• THE TASK: Reproduce each of the following rows word for word, keeping every character as it appears.

• STORED DATA:
###
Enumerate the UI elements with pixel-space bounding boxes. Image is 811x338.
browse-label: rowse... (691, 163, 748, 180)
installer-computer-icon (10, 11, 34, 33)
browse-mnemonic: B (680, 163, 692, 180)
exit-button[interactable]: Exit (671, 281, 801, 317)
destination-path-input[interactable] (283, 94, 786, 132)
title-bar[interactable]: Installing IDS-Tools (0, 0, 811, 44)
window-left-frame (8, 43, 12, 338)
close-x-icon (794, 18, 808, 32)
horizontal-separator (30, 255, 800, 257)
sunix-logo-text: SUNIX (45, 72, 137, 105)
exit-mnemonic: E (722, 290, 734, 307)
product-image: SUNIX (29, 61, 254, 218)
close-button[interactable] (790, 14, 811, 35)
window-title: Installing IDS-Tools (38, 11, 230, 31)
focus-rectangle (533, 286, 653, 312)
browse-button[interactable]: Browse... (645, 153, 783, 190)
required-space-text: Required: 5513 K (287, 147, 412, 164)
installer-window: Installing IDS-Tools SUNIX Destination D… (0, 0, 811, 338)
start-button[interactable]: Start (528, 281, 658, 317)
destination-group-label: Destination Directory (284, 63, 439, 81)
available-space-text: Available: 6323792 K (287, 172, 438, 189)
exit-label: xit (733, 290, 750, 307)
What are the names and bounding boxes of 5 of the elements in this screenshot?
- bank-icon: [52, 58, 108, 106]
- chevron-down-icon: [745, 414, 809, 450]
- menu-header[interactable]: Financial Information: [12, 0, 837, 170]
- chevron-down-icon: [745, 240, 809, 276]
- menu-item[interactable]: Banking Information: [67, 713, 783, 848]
###
• OUTPUT BELOW:
Enumerate the UI elements with pixel-space bounding boxes. Image is 811x338.
browse-label: rowse... (691, 163, 748, 180)
installer-computer-icon (10, 11, 34, 33)
browse-mnemonic: B (680, 163, 692, 180)
exit-button[interactable]: Exit (671, 281, 801, 317)
destination-path-input[interactable] (283, 94, 786, 132)
title-bar[interactable]: Installing IDS-Tools (0, 0, 811, 44)
window-left-frame (8, 43, 12, 338)
close-x-icon (794, 18, 808, 32)
horizontal-separator (30, 255, 800, 257)
sunix-logo-text: SUNIX (45, 72, 137, 105)
exit-mnemonic: E (722, 290, 734, 307)
product-image: SUNIX (29, 61, 254, 218)
close-button[interactable] (790, 14, 811, 35)
window-title: Installing IDS-Tools (38, 11, 230, 31)
focus-rectangle (533, 286, 653, 312)
browse-button[interactable]: Browse... (645, 153, 783, 190)
required-space-text: Required: 5513 K (287, 147, 412, 164)
installer-window: Installing IDS-Tools SUNIX Destination D… (0, 0, 811, 338)
start-button[interactable]: Start (528, 281, 658, 317)
destination-group-label: Destination Directory (284, 63, 439, 81)
available-space-text: Available: 6323792 K (287, 172, 438, 189)
exit-label: xit (733, 290, 750, 307)
What are the names and bounding boxes of 5 of the elements in this screenshot?
- bank-icon: [52, 58, 108, 106]
- chevron-down-icon: [745, 414, 809, 450]
- menu-header[interactable]: Financial Information: [12, 0, 837, 170]
- chevron-down-icon: [745, 240, 809, 276]
- menu-item[interactable]: Banking Information: [67, 713, 783, 848]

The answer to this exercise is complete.